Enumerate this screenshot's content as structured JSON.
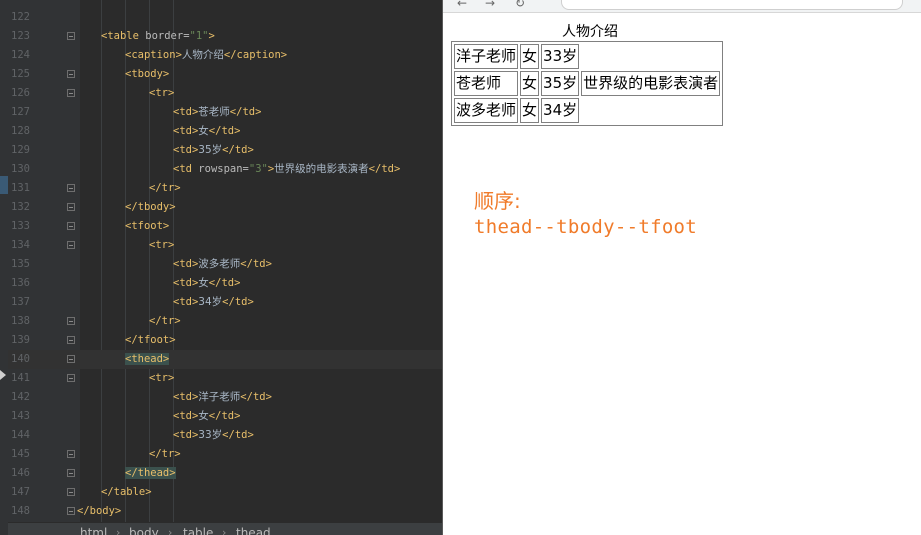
{
  "editor": {
    "lines": [
      {
        "n": "122",
        "fold": false,
        "indent": 0,
        "parts": []
      },
      {
        "n": "123",
        "fold": true,
        "indent": 0,
        "parts": [
          [
            "tg",
            "<table "
          ],
          [
            "at",
            "border="
          ],
          [
            "vl",
            "\"1\""
          ],
          [
            "tg",
            ">"
          ]
        ]
      },
      {
        "n": "124",
        "fold": false,
        "indent": 1,
        "parts": [
          [
            "tg",
            "<caption>"
          ],
          [
            "tx",
            "人物介绍"
          ],
          [
            "tg",
            "</caption>"
          ]
        ]
      },
      {
        "n": "125",
        "fold": true,
        "indent": 1,
        "parts": [
          [
            "tg",
            "<tbody>"
          ]
        ]
      },
      {
        "n": "126",
        "fold": true,
        "indent": 2,
        "parts": [
          [
            "tg",
            "<tr>"
          ]
        ]
      },
      {
        "n": "127",
        "fold": false,
        "indent": 3,
        "parts": [
          [
            "tg",
            "<td>"
          ],
          [
            "tx",
            "苍老师"
          ],
          [
            "tg",
            "</td>"
          ]
        ]
      },
      {
        "n": "128",
        "fold": false,
        "indent": 3,
        "parts": [
          [
            "tg",
            "<td>"
          ],
          [
            "tx",
            "女"
          ],
          [
            "tg",
            "</td>"
          ]
        ]
      },
      {
        "n": "129",
        "fold": false,
        "indent": 3,
        "parts": [
          [
            "tg",
            "<td>"
          ],
          [
            "tx",
            "35岁"
          ],
          [
            "tg",
            "</td>"
          ]
        ]
      },
      {
        "n": "130",
        "fold": false,
        "indent": 3,
        "parts": [
          [
            "tg",
            "<td "
          ],
          [
            "at",
            "rowspan="
          ],
          [
            "vl",
            "\"3\""
          ],
          [
            "tg",
            ">"
          ],
          [
            "tx",
            "世界级的电影表演者"
          ],
          [
            "tg",
            "</td>"
          ]
        ]
      },
      {
        "n": "131",
        "fold": true,
        "indent": 2,
        "parts": [
          [
            "tg",
            "</tr>"
          ]
        ]
      },
      {
        "n": "132",
        "fold": true,
        "indent": 1,
        "parts": [
          [
            "tg",
            "</tbody>"
          ]
        ]
      },
      {
        "n": "133",
        "fold": true,
        "indent": 1,
        "parts": [
          [
            "tg",
            "<tfoot>"
          ]
        ]
      },
      {
        "n": "134",
        "fold": true,
        "indent": 2,
        "parts": [
          [
            "tg",
            "<tr>"
          ]
        ]
      },
      {
        "n": "135",
        "fold": false,
        "indent": 3,
        "parts": [
          [
            "tg",
            "<td>"
          ],
          [
            "tx",
            "波多老师"
          ],
          [
            "tg",
            "</td>"
          ]
        ]
      },
      {
        "n": "136",
        "fold": false,
        "indent": 3,
        "parts": [
          [
            "tg",
            "<td>"
          ],
          [
            "tx",
            "女"
          ],
          [
            "tg",
            "</td>"
          ]
        ]
      },
      {
        "n": "137",
        "fold": false,
        "indent": 3,
        "parts": [
          [
            "tg",
            "<td>"
          ],
          [
            "tx",
            "34岁"
          ],
          [
            "tg",
            "</td>"
          ]
        ]
      },
      {
        "n": "138",
        "fold": true,
        "indent": 2,
        "parts": [
          [
            "tg",
            "</tr>"
          ]
        ]
      },
      {
        "n": "139",
        "fold": true,
        "indent": 1,
        "parts": [
          [
            "tg",
            "</tfoot>"
          ]
        ]
      },
      {
        "n": "140",
        "fold": true,
        "indent": 1,
        "current": true,
        "parts": [
          [
            "tg hl",
            "<thead>"
          ]
        ]
      },
      {
        "n": "141",
        "fold": true,
        "indent": 2,
        "parts": [
          [
            "tg",
            "<tr>"
          ]
        ]
      },
      {
        "n": "142",
        "fold": false,
        "indent": 3,
        "parts": [
          [
            "tg",
            "<td>"
          ],
          [
            "tx",
            "洋子老师"
          ],
          [
            "tg",
            "</td>"
          ]
        ]
      },
      {
        "n": "143",
        "fold": false,
        "indent": 3,
        "parts": [
          [
            "tg",
            "<td>"
          ],
          [
            "tx",
            "女"
          ],
          [
            "tg",
            "</td>"
          ]
        ]
      },
      {
        "n": "144",
        "fold": false,
        "indent": 3,
        "parts": [
          [
            "tg",
            "<td>"
          ],
          [
            "tx",
            "33岁"
          ],
          [
            "tg",
            "</td>"
          ]
        ]
      },
      {
        "n": "145",
        "fold": true,
        "indent": 2,
        "parts": [
          [
            "tg",
            "</tr>"
          ]
        ]
      },
      {
        "n": "146",
        "fold": true,
        "indent": 1,
        "parts": [
          [
            "tg hl",
            "</thead>"
          ]
        ]
      },
      {
        "n": "147",
        "fold": true,
        "indent": 0,
        "parts": [
          [
            "tg",
            "</table>"
          ]
        ]
      },
      {
        "n": "148",
        "fold": true,
        "indent": -1,
        "parts": [
          [
            "tg",
            "</body>"
          ]
        ]
      }
    ],
    "breadcrumb": [
      "html",
      "body",
      "table",
      "thead"
    ]
  },
  "browser": {
    "caption": "人物介绍",
    "rows": [
      [
        "洋子老师",
        "女",
        "33岁"
      ],
      [
        "苍老师",
        "女",
        "35岁",
        "世界级的电影表演者"
      ],
      [
        "波多老师",
        "女",
        "34岁"
      ]
    ],
    "note_title": "顺序:",
    "note_body": "thead--tbody--tfoot"
  },
  "colors": {
    "editor_bg": "#2b2b2b",
    "tag": "#e8bf6a",
    "attr_value": "#6a8759",
    "note": "#f07b2a"
  }
}
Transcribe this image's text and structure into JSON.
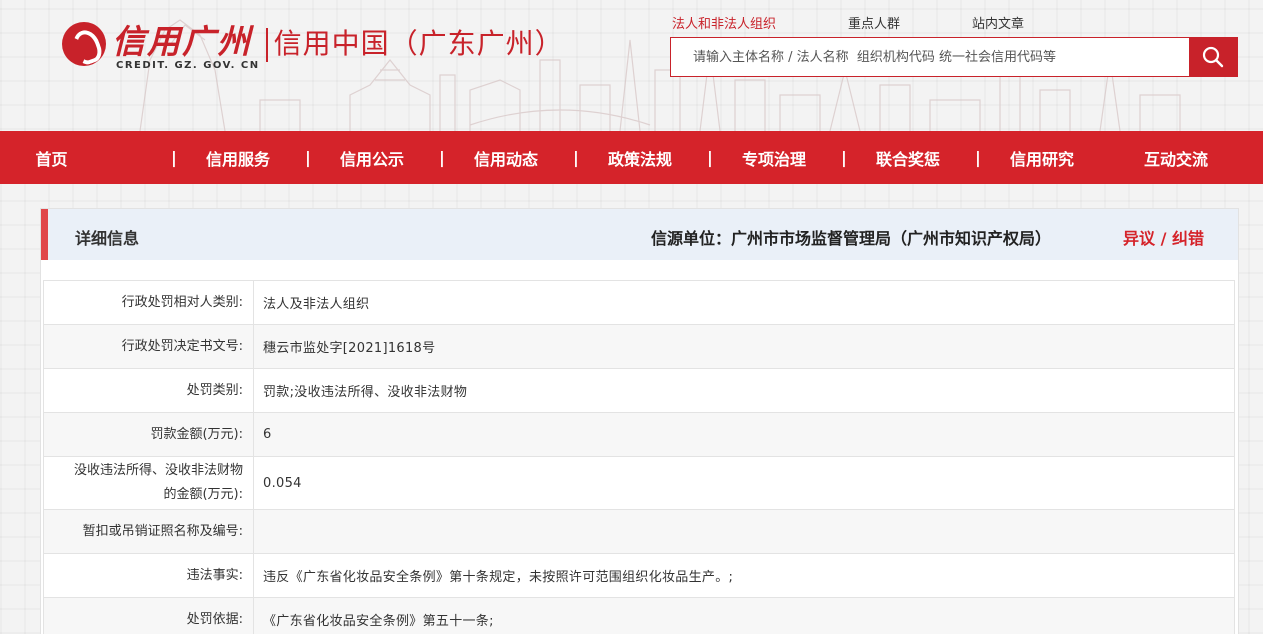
{
  "header": {
    "logo_main": "信用广州",
    "logo_en": "CREDIT. GZ. GOV. CN",
    "logo_sub": "信用中国（广东广州）"
  },
  "search": {
    "tabs": [
      "法人和非法人组织",
      "重点人群",
      "站内文章"
    ],
    "active_tab": "法人和非法人组织",
    "placeholder": "请输入主体名称 / 法人名称  组织机构代码 统一社会信用代码等"
  },
  "nav": {
    "items": [
      "首页",
      "信用服务",
      "信用公示",
      "信用动态",
      "政策法规",
      "专项治理",
      "联合奖惩",
      "信用研究",
      "互动交流"
    ],
    "separator": "|"
  },
  "panel": {
    "title": "详细信息",
    "source": "信源单位：广州市市场监督管理局（广州市知识产权局）",
    "objection": "异议 / 纠错"
  },
  "details": {
    "rows": [
      {
        "label": "行政处罚相对人类别:",
        "value": "法人及非法人组织"
      },
      {
        "label": "行政处罚决定书文号:",
        "value": "穗云市监处字[2021]1618号"
      },
      {
        "label": "处罚类别:",
        "value": "罚款;没收违法所得、没收非法财物"
      },
      {
        "label": "罚款金额(万元):",
        "value": "6"
      },
      {
        "label_line1": "没收违法所得、没收非法财物",
        "label_line2": "的金额(万元):",
        "value": "0.054"
      },
      {
        "label": "暂扣或吊销证照名称及编号:",
        "value": ""
      },
      {
        "label": "违法事实:",
        "value": "违反《广东省化妆品安全条例》第十条规定，未按照许可范围组织化妆品生产。;"
      },
      {
        "label": "处罚依据:",
        "value": "《广东省化妆品安全条例》第五十一条;"
      }
    ]
  },
  "colors": {
    "brand_red": "#d5232a",
    "header_panel_bg": "#eaf0f8",
    "accent_bar": "#e0464a"
  }
}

::::::::

- Problem -
Scan the listing above for the word "没收非法财物" and show each line where it is found.

- Written solution -
        "value": "罚款;没收违法所得、没收非法财物"
        "label_line1": "没收违法所得、没收非法财物",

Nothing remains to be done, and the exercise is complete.